> [EXERCISE]:
For each line below that contains the string "area", copy that line.

==========

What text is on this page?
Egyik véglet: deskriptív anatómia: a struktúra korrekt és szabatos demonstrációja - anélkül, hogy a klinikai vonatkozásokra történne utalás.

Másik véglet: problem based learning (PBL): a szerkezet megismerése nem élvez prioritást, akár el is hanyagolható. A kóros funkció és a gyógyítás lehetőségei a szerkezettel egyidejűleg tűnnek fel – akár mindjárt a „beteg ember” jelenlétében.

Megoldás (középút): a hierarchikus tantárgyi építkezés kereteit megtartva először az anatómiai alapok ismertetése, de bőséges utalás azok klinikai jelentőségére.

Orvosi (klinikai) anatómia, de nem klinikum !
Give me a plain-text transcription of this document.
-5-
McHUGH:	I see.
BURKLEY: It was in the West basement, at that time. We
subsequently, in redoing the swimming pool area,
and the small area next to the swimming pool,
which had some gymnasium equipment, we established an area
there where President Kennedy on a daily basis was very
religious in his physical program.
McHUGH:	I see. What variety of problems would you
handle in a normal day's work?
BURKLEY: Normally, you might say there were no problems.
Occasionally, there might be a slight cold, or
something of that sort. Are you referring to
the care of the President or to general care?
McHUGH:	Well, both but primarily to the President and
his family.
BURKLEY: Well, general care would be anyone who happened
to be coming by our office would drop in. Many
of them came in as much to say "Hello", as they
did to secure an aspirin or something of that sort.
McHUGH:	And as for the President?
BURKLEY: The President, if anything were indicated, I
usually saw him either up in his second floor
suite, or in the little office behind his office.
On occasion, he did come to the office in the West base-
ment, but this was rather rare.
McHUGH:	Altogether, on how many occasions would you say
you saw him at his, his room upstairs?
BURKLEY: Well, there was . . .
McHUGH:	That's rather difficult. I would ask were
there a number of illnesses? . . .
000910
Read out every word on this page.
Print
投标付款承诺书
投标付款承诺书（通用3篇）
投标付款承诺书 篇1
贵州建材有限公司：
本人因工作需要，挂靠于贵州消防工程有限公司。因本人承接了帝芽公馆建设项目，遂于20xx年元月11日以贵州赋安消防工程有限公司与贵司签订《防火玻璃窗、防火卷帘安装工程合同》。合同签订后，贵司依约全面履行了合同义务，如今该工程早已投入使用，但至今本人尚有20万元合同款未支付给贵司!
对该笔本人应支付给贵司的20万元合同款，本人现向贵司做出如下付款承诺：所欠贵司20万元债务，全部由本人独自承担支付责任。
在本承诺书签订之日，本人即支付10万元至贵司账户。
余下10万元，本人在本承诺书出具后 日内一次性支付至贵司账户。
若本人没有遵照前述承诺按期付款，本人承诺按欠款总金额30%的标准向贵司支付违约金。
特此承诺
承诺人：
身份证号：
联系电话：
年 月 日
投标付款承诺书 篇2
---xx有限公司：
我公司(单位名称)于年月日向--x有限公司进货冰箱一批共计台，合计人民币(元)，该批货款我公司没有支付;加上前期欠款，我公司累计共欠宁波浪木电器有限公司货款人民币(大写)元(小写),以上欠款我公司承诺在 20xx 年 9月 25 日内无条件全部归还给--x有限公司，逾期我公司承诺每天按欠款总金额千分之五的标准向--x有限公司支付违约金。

==========

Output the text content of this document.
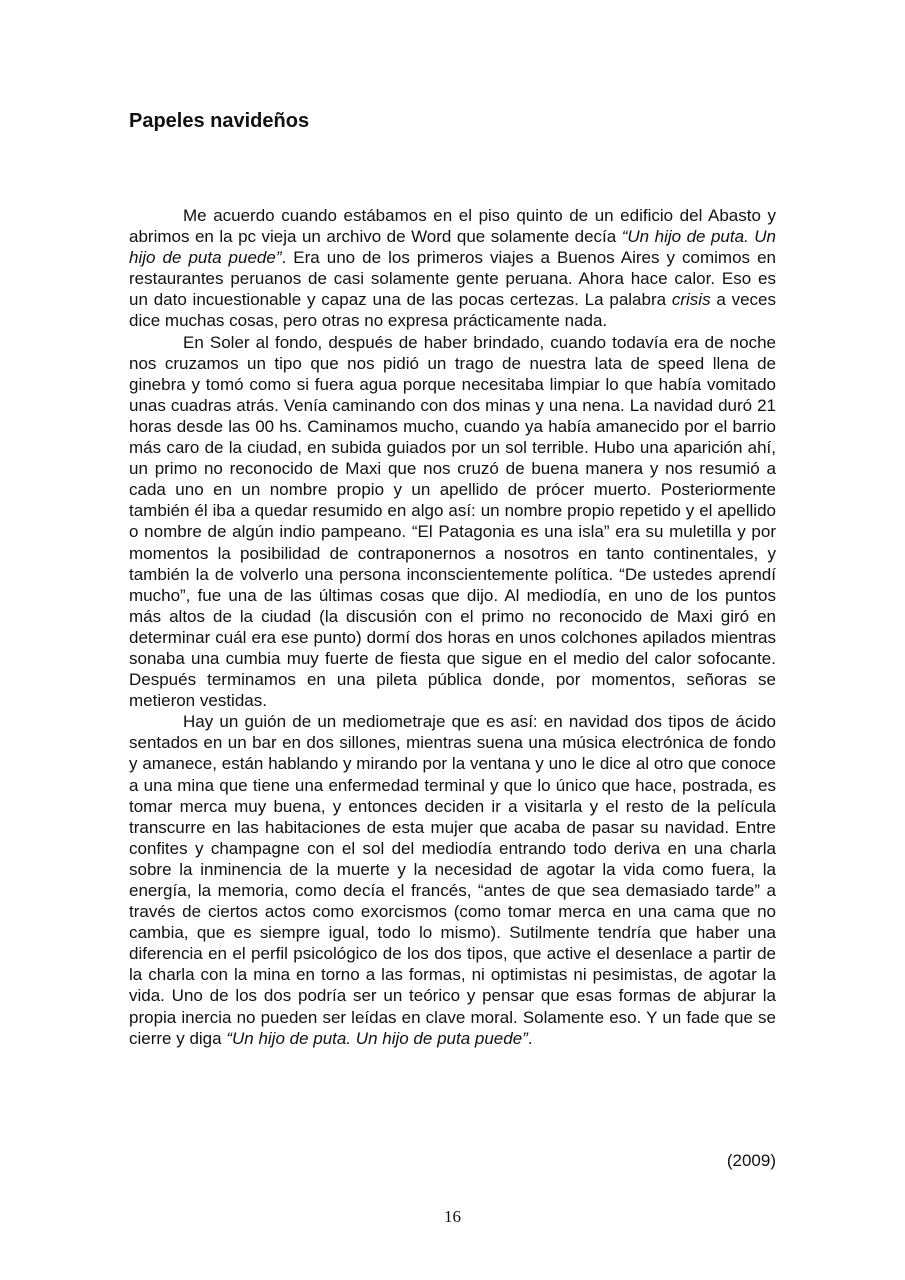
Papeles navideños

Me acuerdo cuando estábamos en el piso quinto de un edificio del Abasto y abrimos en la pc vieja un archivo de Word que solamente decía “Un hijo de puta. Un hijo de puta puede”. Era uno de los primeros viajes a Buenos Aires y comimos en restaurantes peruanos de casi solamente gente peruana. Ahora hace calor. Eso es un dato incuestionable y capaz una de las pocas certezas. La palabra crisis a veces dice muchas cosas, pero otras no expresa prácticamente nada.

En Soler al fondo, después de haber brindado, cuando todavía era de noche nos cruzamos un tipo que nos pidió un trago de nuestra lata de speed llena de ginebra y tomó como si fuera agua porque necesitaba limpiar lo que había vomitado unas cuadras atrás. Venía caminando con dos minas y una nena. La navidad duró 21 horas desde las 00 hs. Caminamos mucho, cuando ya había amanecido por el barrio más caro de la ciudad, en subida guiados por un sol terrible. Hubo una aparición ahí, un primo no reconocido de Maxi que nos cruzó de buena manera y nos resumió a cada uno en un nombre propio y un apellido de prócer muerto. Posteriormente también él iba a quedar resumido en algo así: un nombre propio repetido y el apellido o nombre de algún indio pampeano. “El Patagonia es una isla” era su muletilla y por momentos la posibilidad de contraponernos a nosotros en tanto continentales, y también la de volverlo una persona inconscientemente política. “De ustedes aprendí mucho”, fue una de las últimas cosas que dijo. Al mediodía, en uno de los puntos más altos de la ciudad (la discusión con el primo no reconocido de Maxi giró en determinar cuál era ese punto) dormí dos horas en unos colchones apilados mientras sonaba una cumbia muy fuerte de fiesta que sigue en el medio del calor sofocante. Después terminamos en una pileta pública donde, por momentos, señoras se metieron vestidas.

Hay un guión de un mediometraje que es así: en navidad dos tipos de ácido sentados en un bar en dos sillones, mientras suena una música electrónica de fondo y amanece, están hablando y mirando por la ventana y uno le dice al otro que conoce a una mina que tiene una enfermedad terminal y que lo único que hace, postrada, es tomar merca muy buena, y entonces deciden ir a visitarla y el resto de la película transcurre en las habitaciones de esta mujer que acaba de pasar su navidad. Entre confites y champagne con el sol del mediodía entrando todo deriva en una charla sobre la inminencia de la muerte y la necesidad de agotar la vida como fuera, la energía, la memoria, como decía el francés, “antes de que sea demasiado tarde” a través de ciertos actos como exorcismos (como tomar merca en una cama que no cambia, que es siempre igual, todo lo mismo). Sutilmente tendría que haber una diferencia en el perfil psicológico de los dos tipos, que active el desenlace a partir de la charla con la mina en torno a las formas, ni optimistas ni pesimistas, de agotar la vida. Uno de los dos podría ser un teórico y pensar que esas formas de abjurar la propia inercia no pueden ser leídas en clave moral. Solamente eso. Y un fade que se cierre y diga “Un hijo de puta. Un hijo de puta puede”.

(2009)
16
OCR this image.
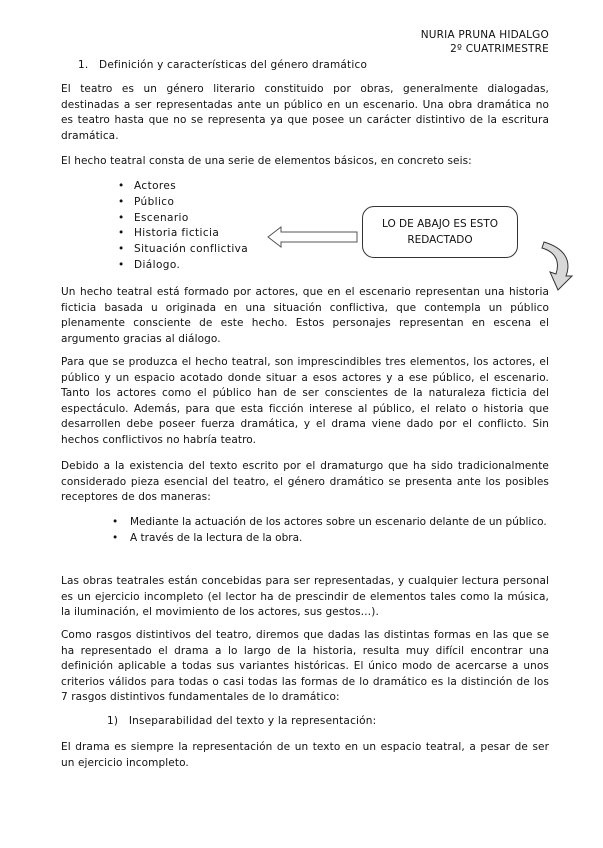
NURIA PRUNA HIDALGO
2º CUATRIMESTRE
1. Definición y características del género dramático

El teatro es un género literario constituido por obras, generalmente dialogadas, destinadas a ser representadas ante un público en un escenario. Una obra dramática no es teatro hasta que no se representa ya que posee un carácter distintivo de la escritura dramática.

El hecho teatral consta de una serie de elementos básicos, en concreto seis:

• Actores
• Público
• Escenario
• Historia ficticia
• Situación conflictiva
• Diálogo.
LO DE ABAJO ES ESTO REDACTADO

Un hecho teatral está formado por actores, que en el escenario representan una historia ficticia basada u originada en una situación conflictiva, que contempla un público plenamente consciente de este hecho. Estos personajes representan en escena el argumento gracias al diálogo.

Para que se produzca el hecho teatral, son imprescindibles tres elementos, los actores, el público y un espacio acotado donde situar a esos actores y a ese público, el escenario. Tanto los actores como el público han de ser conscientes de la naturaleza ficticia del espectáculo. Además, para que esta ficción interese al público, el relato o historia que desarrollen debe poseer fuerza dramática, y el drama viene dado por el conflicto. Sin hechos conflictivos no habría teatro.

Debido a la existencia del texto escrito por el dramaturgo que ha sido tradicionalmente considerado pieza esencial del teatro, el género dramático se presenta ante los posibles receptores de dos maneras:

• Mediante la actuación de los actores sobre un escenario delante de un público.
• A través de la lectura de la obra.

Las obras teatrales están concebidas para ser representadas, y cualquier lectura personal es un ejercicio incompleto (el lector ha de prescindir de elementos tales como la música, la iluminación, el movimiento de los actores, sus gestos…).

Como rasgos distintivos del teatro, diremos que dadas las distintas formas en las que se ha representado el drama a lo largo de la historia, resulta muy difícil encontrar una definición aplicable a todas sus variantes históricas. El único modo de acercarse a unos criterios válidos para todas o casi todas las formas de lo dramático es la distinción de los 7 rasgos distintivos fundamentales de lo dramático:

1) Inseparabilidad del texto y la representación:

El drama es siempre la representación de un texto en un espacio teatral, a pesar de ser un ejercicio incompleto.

==========

> [RESPONSE TO THE EXERCISE]:
subsequently, in redoing the swimming pool area,
and the small area next to the swimming pool,
which had some gymnasium equipment, we established an area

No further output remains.